▸ STATED PROBLEM
Reproduce every entry exactly.

▸ LISTED RECORDS
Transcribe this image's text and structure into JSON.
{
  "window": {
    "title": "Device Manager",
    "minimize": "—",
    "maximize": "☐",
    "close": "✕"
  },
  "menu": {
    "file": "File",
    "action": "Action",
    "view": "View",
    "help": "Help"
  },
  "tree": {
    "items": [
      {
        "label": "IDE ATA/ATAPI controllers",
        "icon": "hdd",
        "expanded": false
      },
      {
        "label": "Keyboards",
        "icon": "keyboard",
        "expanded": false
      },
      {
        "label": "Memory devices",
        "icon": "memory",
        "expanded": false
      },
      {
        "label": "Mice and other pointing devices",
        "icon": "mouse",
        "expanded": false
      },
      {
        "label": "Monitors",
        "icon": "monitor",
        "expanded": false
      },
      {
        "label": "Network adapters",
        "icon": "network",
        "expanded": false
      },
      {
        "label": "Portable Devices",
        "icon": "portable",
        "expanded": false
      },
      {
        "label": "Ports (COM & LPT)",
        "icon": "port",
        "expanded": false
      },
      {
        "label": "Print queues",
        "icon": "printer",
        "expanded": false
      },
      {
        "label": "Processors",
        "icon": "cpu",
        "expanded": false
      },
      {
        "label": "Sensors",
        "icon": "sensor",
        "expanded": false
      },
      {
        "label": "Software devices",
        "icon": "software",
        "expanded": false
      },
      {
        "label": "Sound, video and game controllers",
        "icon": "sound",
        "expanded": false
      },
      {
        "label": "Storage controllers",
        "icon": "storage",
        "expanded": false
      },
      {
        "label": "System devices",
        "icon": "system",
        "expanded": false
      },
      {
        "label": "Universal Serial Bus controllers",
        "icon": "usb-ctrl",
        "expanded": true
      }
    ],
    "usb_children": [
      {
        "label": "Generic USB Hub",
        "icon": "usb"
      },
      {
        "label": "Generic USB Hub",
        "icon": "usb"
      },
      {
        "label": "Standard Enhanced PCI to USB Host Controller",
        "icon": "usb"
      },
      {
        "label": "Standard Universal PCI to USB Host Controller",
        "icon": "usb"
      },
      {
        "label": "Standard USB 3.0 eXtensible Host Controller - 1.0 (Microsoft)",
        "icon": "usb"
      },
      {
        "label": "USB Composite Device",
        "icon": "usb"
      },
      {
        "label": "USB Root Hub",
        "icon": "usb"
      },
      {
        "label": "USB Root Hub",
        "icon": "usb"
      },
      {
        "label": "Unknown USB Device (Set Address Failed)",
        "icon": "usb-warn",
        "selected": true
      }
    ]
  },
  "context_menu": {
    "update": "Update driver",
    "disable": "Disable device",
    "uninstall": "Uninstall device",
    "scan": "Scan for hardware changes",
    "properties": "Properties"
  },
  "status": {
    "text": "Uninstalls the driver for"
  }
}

▸ ANSWER BELOW
Transcribe this image's text and structure into JSON.
{
  "window": {
    "title": "Device Manager",
    "minimize": "—",
    "maximize": "☐",
    "close": "✕"
  },
  "menu": {
    "file": "File",
    "action": "Action",
    "view": "View",
    "help": "Help"
  },
  "tree": {
    "items": [
      {
        "label": "IDE ATA/ATAPI controllers",
        "icon": "hdd",
        "expanded": false
      },
      {
        "label": "Keyboards",
        "icon": "keyboard",
        "expanded": false
      },
      {
        "label": "Memory devices",
        "icon": "memory",
        "expanded": false
      },
      {
        "label": "Mice and other pointing devices",
        "icon": "mouse",
        "expanded": false
      },
      {
        "label": "Monitors",
        "icon": "monitor",
        "expanded": false
      },
      {
        "label": "Network adapters",
        "icon": "network",
        "expanded": false
      },
      {
        "label": "Portable Devices",
        "icon": "portable",
        "expanded": false
      },
      {
        "label": "Ports (COM & LPT)",
        "icon": "port",
        "expanded": false
      },
      {
        "label": "Print queues",
        "icon": "printer",
        "expanded": false
      },
      {
        "label": "Processors",
        "icon": "cpu",
        "expanded": false
      },
      {
        "label": "Sensors",
        "icon": "sensor",
        "expanded": false
      },
      {
        "label": "Software devices",
        "icon": "software",
        "expanded": false
      },
      {
        "label": "Sound, video and game controllers",
        "icon": "sound",
        "expanded": false
      },
      {
        "label": "Storage controllers",
        "icon": "storage",
        "expanded": false
      },
      {
        "label": "System devices",
        "icon": "system",
        "expanded": false
      },
      {
        "label": "Universal Serial Bus controllers",
        "icon": "usb-ctrl",
        "expanded": true
      }
    ],
    "usb_children": [
      {
        "label": "Generic USB Hub",
        "icon": "usb"
      },
      {
        "label": "Generic USB Hub",
        "icon": "usb"
      },
      {
        "label": "Standard Enhanced PCI to USB Host Controller",
        "icon": "usb"
      },
      {
        "label": "Standard Universal PCI to USB Host Controller",
        "icon": "usb"
      },
      {
        "label": "Standard USB 3.0 eXtensible Host Controller - 1.0 (Microsoft)",
        "icon": "usb"
      },
      {
        "label": "USB Composite Device",
        "icon": "usb"
      },
      {
        "label": "USB Root Hub",
        "icon": "usb"
      },
      {
        "label": "USB Root Hub",
        "icon": "usb"
      },
      {
        "label": "Unknown USB Device (Set Address Failed)",
        "icon": "usb-warn",
        "selected": true
      }
    ]
  },
  "context_menu": {
    "update": "Update driver",
    "disable": "Disable device",
    "uninstall": "Uninstall device",
    "scan": "Scan for hardware changes",
    "properties": "Properties"
  },
  "status": {
    "text": "Uninstalls the driver for"
  }
}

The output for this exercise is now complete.